Exercise goal
In the records below, find each line containing the word "that" and copy it.

Raw records:
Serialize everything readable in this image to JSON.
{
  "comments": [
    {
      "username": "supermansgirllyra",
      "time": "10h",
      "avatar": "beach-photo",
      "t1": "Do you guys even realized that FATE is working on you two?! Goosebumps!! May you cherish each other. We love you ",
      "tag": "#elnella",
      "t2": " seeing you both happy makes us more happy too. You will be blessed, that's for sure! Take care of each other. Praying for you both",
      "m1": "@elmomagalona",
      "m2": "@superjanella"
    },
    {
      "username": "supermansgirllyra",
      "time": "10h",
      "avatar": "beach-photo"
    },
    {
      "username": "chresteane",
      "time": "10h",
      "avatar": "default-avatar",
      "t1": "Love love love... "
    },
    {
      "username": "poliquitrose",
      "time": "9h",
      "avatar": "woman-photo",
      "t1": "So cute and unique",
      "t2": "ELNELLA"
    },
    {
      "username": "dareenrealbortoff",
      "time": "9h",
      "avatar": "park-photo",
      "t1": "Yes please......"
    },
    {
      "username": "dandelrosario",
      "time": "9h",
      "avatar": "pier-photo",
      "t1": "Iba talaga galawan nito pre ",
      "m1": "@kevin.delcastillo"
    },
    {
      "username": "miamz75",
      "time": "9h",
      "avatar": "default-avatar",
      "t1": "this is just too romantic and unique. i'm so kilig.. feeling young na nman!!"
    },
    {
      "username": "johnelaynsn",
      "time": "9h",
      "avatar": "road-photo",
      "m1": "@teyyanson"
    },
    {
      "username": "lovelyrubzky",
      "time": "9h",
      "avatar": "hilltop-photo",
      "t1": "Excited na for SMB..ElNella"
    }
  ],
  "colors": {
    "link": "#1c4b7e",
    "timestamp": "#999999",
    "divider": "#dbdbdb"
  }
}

Solution to the exercise
      "t1": "Do you guys even realized that FATE is working on you two?! Goosebumps!! May you cherish each other. We love you ",
      "t2": " seeing you both happy makes us more happy too. You will be blessed, that's for sure! Take care of each other. Praying for you both",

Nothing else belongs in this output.